ЗАДАЧА 1: Продублируйте дословно записи: всё от первой строки записей до строки, содержащей «ready-item: Get hold», включая обе границы.

::: ТЕКСТ ДЛЯ ЧТЕНИЯ

И все-таки разве постоянное использование у Гегеля оборота «обращение к себе» (вслед за утратой в самоотчуждении Дух обращается к себе и т. д.) – не ясный знак «метафизики присутствия»?
Вот тут следует быть бдительным и не попасть в коварнейшую ловушку толкования Гегеля из общих соображений. Да, в «отрицании отрицания» Дух действительно «обращается к себе»; однако невероятно важно не забывать о «перфомативной» грани этого обращения: этим обращением Дух меняется по сути своей, т. е. Дух, к которому мы обращаемся, Дух, который обращается к себе, – не то же самое, что Дух, который прежде пропал в отчуждении. В промежутке происходит своего рода преображение, и потому это самое обращение к себе знаменует точку, в которой исходный субстанциальный Дух действительно утрачен.
Достаточно вспомнить потерю, самоотчуждение Духа субстанциального сообщества, которое происходит, когда при возникновении абстрактного индивидуализма распадаются органические связи: на уровне «отрицания» этот распад все еще оценивается по меркам органического единства и потому воспринимается как потеря; «отрицание отрицания» возникает, когда Дух «обращается к себе» – не посредством оживления утраченного органического сообщества (непосредственное органическое сообщество утрачено навек), но полным уестествлением этой утраты, т. е. возникновением новой цели общественного единства – более не непосредственного органического, а формального законного порядка, который поддерживает гражданское общество свободных индивидов. Это новое единство субстанциально отличается от утраченного непосредственного органического.

::::::
::: ЗАПИСИ ДАННЫХ

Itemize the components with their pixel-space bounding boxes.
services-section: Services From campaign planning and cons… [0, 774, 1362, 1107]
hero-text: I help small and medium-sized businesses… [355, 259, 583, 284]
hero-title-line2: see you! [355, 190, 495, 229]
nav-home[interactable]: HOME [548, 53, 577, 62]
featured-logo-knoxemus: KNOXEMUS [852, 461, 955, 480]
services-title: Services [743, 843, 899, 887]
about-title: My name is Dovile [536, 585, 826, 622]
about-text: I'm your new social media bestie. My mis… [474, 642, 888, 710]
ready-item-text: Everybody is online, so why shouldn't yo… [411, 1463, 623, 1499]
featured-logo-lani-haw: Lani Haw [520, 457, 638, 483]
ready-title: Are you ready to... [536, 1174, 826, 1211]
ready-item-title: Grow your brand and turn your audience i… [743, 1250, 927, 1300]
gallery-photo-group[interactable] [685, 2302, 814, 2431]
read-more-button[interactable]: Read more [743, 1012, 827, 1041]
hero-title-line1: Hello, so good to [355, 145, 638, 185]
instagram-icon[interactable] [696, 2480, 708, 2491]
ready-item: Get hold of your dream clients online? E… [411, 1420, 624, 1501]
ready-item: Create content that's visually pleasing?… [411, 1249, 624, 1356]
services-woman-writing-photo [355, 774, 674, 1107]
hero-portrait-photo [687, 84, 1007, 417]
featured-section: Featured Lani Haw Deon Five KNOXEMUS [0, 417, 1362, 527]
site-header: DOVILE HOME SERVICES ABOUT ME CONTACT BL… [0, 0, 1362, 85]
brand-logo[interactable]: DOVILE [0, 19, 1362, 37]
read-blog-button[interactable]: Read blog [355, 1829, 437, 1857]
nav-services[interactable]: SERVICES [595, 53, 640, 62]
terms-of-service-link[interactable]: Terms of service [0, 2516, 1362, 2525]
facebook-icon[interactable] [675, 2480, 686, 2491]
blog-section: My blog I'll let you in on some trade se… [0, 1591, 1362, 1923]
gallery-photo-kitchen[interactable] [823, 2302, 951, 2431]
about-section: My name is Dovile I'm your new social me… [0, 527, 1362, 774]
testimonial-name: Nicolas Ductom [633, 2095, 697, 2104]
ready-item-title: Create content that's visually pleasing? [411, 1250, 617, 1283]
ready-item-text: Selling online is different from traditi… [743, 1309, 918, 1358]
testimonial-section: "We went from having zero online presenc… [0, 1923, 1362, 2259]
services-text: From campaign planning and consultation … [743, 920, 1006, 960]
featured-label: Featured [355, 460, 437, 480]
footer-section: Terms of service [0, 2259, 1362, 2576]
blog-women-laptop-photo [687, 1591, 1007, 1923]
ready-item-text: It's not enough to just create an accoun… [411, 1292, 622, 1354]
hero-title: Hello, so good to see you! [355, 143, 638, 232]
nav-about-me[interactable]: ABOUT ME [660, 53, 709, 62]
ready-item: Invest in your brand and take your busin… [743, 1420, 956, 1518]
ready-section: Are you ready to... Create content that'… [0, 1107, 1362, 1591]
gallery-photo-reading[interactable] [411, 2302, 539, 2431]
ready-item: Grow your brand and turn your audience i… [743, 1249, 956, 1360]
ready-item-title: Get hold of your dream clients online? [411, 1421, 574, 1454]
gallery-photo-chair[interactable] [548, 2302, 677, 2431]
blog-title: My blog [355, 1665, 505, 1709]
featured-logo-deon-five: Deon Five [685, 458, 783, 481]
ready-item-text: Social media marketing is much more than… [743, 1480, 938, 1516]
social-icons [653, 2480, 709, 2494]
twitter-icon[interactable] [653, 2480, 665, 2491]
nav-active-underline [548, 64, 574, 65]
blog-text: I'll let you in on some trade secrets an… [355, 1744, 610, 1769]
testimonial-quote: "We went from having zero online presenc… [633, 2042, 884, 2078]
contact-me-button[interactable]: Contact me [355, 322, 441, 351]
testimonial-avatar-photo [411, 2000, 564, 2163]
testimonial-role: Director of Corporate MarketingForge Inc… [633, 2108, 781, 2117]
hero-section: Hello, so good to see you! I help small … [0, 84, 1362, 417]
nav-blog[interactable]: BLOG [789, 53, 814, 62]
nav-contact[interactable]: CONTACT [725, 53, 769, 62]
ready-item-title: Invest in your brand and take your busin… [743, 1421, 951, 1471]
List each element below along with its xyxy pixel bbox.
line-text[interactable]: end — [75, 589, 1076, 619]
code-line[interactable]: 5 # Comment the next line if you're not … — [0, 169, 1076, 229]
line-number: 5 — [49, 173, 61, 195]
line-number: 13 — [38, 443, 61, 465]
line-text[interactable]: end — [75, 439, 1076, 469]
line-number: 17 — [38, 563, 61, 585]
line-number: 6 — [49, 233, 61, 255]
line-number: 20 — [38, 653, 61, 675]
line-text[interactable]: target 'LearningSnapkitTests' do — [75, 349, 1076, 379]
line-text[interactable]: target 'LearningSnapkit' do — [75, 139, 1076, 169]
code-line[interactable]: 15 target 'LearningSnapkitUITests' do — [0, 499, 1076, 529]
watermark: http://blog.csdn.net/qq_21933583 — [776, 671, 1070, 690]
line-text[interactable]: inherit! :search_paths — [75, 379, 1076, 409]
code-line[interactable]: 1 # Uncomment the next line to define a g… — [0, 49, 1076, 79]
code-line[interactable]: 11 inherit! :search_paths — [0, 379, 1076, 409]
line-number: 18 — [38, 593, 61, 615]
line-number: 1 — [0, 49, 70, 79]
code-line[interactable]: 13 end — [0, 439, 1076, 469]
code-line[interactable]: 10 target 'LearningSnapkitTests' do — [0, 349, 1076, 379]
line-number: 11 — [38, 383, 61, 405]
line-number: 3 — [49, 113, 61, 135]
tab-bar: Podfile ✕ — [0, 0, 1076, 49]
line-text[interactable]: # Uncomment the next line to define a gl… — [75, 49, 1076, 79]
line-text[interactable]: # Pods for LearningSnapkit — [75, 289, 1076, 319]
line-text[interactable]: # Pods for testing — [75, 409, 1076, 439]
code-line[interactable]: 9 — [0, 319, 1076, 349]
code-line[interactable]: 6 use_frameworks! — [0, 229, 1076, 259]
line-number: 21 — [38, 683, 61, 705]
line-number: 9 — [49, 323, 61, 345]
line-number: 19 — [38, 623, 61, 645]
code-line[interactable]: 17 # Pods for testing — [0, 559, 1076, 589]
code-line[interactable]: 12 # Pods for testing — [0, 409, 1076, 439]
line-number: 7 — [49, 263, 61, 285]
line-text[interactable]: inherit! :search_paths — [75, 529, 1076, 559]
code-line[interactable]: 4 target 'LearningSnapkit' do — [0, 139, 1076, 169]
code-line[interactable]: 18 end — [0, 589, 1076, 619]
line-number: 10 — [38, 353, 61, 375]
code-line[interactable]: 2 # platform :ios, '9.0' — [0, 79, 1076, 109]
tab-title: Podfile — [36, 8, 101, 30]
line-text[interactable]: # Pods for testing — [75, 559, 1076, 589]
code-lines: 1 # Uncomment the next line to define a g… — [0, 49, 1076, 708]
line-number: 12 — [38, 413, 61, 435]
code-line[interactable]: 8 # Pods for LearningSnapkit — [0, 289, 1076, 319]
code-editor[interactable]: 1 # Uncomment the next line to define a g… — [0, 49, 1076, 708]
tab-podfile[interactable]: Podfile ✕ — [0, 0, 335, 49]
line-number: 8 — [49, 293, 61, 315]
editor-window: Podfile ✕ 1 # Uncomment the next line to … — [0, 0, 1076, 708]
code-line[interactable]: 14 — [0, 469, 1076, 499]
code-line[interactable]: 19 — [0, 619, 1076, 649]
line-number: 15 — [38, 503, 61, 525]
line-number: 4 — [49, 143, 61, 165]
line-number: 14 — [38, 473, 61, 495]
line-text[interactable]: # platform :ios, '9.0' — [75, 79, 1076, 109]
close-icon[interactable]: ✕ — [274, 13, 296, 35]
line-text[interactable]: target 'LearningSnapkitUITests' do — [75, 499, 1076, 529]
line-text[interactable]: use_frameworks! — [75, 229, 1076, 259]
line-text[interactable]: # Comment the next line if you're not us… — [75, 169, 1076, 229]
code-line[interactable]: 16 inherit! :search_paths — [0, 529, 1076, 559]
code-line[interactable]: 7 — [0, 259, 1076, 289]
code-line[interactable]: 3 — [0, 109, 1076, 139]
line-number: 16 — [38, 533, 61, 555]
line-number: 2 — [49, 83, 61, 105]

::::::

ЗАДАЧА 2: Выпишите без изменений фрагмент текста о Гегеле: всё от слов «И все-таки разве» до слов «Дух действительно утрачен.» включительно.

РЕШЕНИЕ ЗАДАЧИ 1:
Itemize the components with their pixel-space bounding boxes.
services-section: Services From campaign planning and cons… [0, 774, 1362, 1107]
hero-text: I help small and medium-sized businesses… [355, 259, 583, 284]
hero-title-line2: see you! [355, 190, 495, 229]
nav-home[interactable]: HOME [548, 53, 577, 62]
featured-logo-knoxemus: KNOXEMUS [852, 461, 955, 480]
services-title: Services [743, 843, 899, 887]
about-title: My name is Dovile [536, 585, 826, 622]
about-text: I'm your new social media bestie. My mis… [474, 642, 888, 710]
ready-item-text: Everybody is online, so why shouldn't yo… [411, 1463, 623, 1499]
featured-logo-lani-haw: Lani Haw [520, 457, 638, 483]
ready-title: Are you ready to... [536, 1174, 826, 1211]
ready-item-title: Grow your brand and turn your audience i… [743, 1250, 927, 1300]
gallery-photo-group[interactable] [685, 2302, 814, 2431]
read-more-button[interactable]: Read more [743, 1012, 827, 1041]
hero-title-line1: Hello, so good to [355, 145, 638, 185]
instagram-icon[interactable] [696, 2480, 708, 2491]
ready-item: Get hold of your dream clients online? E… [411, 1420, 624, 1501]

РЕШЕНИЕ ЗАДАЧИ 2:
И все-таки разве постоянное использование у Гегеля оборота «обращение к себе» (вслед за утратой в самоотчуждении Дух обращается к себе и т. д.) – не ясный знак «метафизики присутствия»?
Вот тут следует быть бдительным и не попасть в коварнейшую ловушку толкования Гегеля из общих соображений. Да, в «отрицании отрицания» Дух действительно «обращается к себе»; однако невероятно важно не забывать о «перфомативной» грани этого обращения: этим обращением Дух меняется по сути своей, т. е. Дух, к которому мы обращаемся, Дух, который обращается к себе, – не то же самое, что Дух, который прежде пропал в отчуждении. В промежутке происходит своего рода преображение, и потому это самое обращение к себе знаменует точку, в которой исходный субстанциальный Дух действительно утрачен.